▶ **THE REQUEST**
Reproduce the listing word for word. Skip any image.

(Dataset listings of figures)

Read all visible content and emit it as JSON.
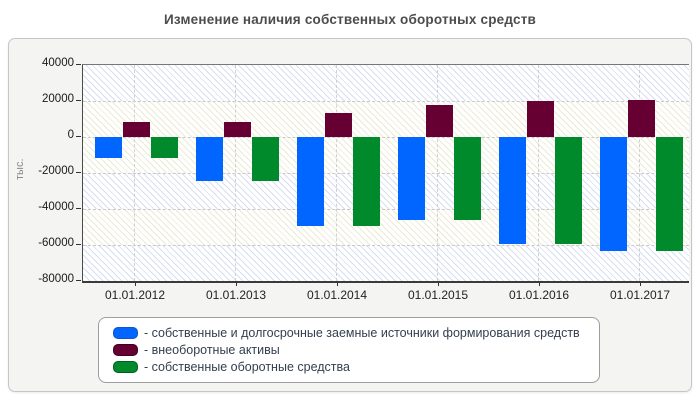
{
  "chart_data": {
    "type": "bar",
    "title": "Изменение наличия собственных оборотных средств",
    "ylabel": "тыс.",
    "xlabel": "",
    "ylim": [
      -80000,
      40000
    ],
    "ytick_step": 20000,
    "yticks": [
      40000,
      20000,
      0,
      -20000,
      -40000,
      -60000,
      -80000
    ],
    "grid": "dashed-horizontal-and-vertical",
    "legend_position": "bottom",
    "categories": [
      "01.01.2012",
      "01.01.2013",
      "01.01.2014",
      "01.01.2015",
      "01.01.2016",
      "01.01.2017"
    ],
    "series": [
      {
        "name": "собственные и долгосрочные заемные источники формирования средств",
        "legend_label": "- собственные и долгосрочные заемные источники формирования средств",
        "color": "#0066FF",
        "border_color": "#1155CC",
        "values": [
          -11500,
          -24700,
          -49300,
          -46100,
          -59200,
          -63200
        ]
      },
      {
        "name": "внеоборотные активы",
        "legend_label": "- внеоборотные активы",
        "color": "#660033",
        "border_color": "#40001F",
        "values": [
          8300,
          8300,
          13200,
          17800,
          19800,
          20500
        ]
      },
      {
        "name": "собственные оборотные средства",
        "legend_label": "- собственные оборотные средства",
        "color": "#008A2B",
        "border_color": "#00601E",
        "values": [
          -11500,
          -24700,
          -49300,
          -46100,
          -59200,
          -63200
        ]
      }
    ]
  }
}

▶ **COMPLETE ANSWER**
Read all visible content and emit it as JSON.
{
  "chart_data": {
    "type": "bar",
    "title": "Изменение наличия собственных оборотных средств",
    "ylabel": "тыс.",
    "xlabel": "",
    "ylim": [
      -80000,
      40000
    ],
    "ytick_step": 20000,
    "yticks": [
      40000,
      20000,
      0,
      -20000,
      -40000,
      -60000,
      -80000
    ],
    "grid": "dashed-horizontal-and-vertical",
    "legend_position": "bottom",
    "categories": [
      "01.01.2012",
      "01.01.2013",
      "01.01.2014",
      "01.01.2015",
      "01.01.2016",
      "01.01.2017"
    ],
    "series": [
      {
        "name": "собственные и долгосрочные заемные источники формирования средств",
        "legend_label": "- собственные и долгосрочные заемные источники формирования средств",
        "color": "#0066FF",
        "border_color": "#1155CC",
        "values": [
          -11500,
          -24700,
          -49300,
          -46100,
          -59200,
          -63200
        ]
      },
      {
        "name": "внеоборотные активы",
        "legend_label": "- внеоборотные активы",
        "color": "#660033",
        "border_color": "#40001F",
        "values": [
          8300,
          8300,
          13200,
          17800,
          19800,
          20500
        ]
      },
      {
        "name": "собственные оборотные средства",
        "legend_label": "- собственные оборотные средства",
        "color": "#008A2B",
        "border_color": "#00601E",
        "values": [
          -11500,
          -24700,
          -49300,
          -46100,
          -59200,
          -63200
        ]
      }
    ]
  }
}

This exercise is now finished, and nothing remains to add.